— Begin —
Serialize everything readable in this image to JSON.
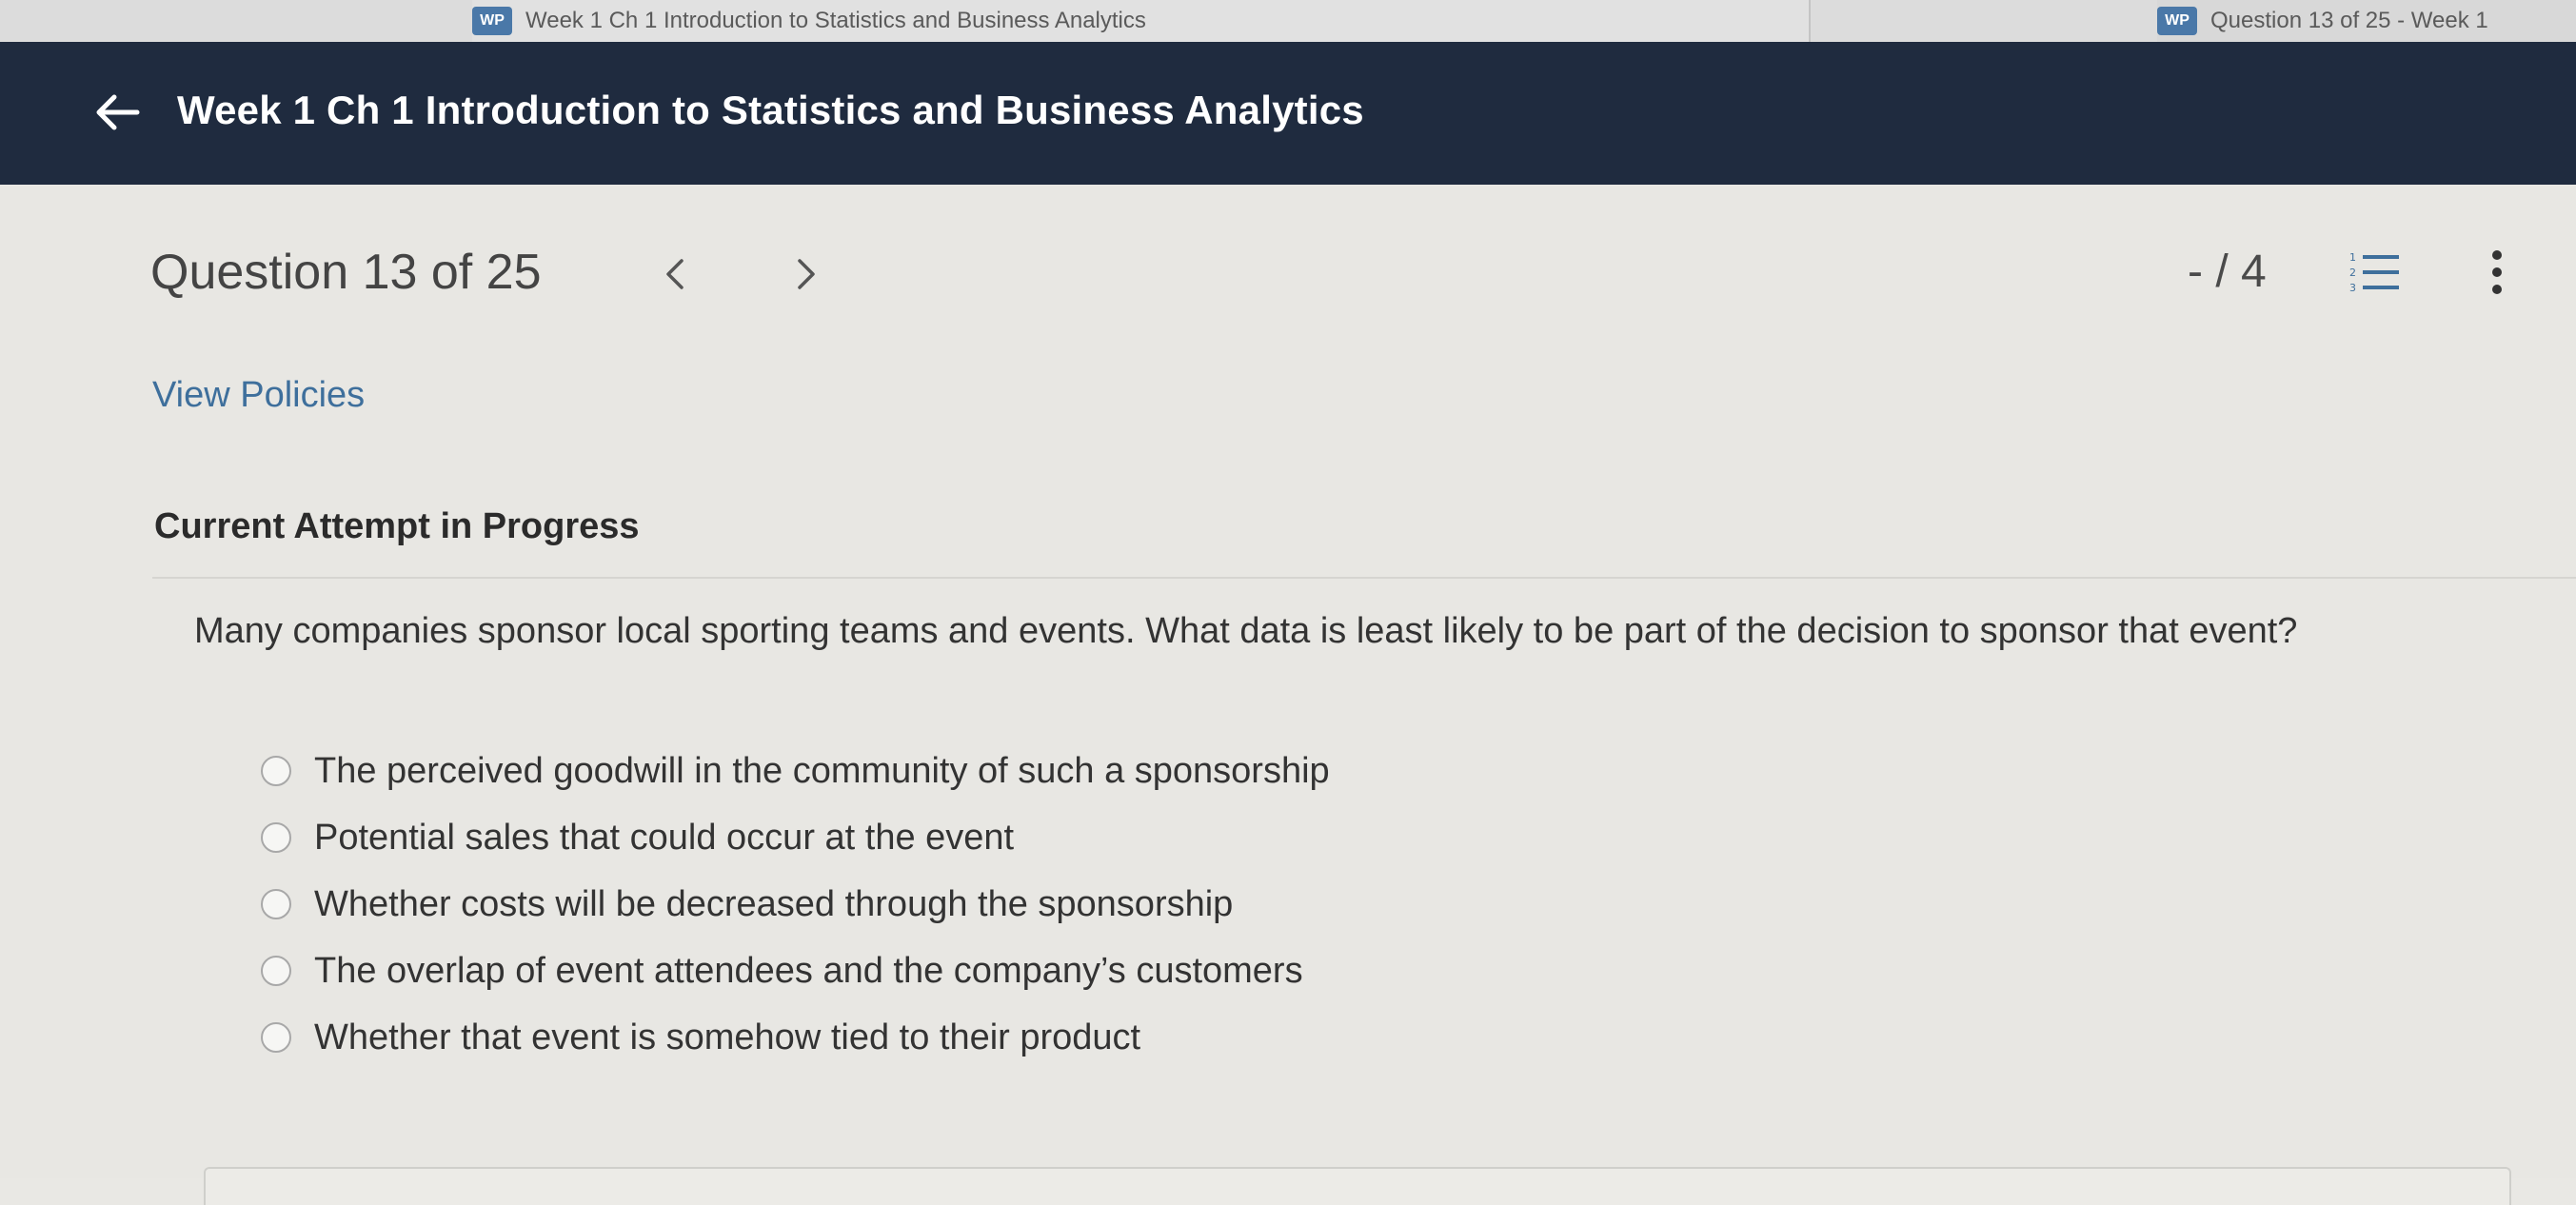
{
  "browser": {
    "tabs": [
      {
        "icon_text": "WP",
        "title": "Week 1 Ch 1 Introduction to Statistics and Business Analytics"
      },
      {
        "icon_text": "WP",
        "title": "Question 13 of 25 - Week 1"
      }
    ]
  },
  "header": {
    "back_icon": "left-arrow-icon",
    "title": "Week 1 Ch 1 Introduction to Statistics and Business Analytics",
    "background": "#1f2b3f"
  },
  "question_nav": {
    "counter": "Question 13 of 25",
    "prev_icon": "chevron-left-icon",
    "next_icon": "chevron-right-icon",
    "score": "- / 4",
    "list_icon": "numbered-list-icon",
    "more_icon": "vertical-ellipsis-icon"
  },
  "links": {
    "view_policies": "View Policies"
  },
  "attempt": {
    "label": "Current Attempt in Progress"
  },
  "question": {
    "text": "Many companies sponsor local sporting teams and events. What data is least likely to be part of the decision to sponsor that event?",
    "options": [
      "The perceived goodwill in the community of such a sponsorship",
      "Potential sales that could occur at the event",
      "Whether costs will be decreased through the sponsorship",
      "The overlap of event attendees and the company’s customers",
      "Whether that event is somehow tied to their product"
    ],
    "selected": null
  },
  "colors": {
    "link": "#3e6f9c",
    "page_background": "#e8e7e3"
  }
}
— End —
--- Aim ---
Write out each entry exactly as given, but skip the pictures.

--- Response to the task ---
Serialize everything readable in this image to JSON.
{
  "browser": {
    "tabs": [
      {
        "icon_text": "WP",
        "title": "Week 1 Ch 1 Introduction to Statistics and Business Analytics"
      },
      {
        "icon_text": "WP",
        "title": "Question 13 of 25 - Week 1"
      }
    ]
  },
  "header": {
    "back_icon": "left-arrow-icon",
    "title": "Week 1 Ch 1 Introduction to Statistics and Business Analytics",
    "background": "#1f2b3f"
  },
  "question_nav": {
    "counter": "Question 13 of 25",
    "prev_icon": "chevron-left-icon",
    "next_icon": "chevron-right-icon",
    "score": "- / 4",
    "list_icon": "numbered-list-icon",
    "more_icon": "vertical-ellipsis-icon"
  },
  "links": {
    "view_policies": "View Policies"
  },
  "attempt": {
    "label": "Current Attempt in Progress"
  },
  "question": {
    "text": "Many companies sponsor local sporting teams and events. What data is least likely to be part of the decision to sponsor that event?",
    "options": [
      "The perceived goodwill in the community of such a sponsorship",
      "Potential sales that could occur at the event",
      "Whether costs will be decreased through the sponsorship",
      "The overlap of event attendees and the company’s customers",
      "Whether that event is somehow tied to their product"
    ],
    "selected": null
  },
  "colors": {
    "link": "#3e6f9c",
    "page_background": "#e8e7e3"
  }
}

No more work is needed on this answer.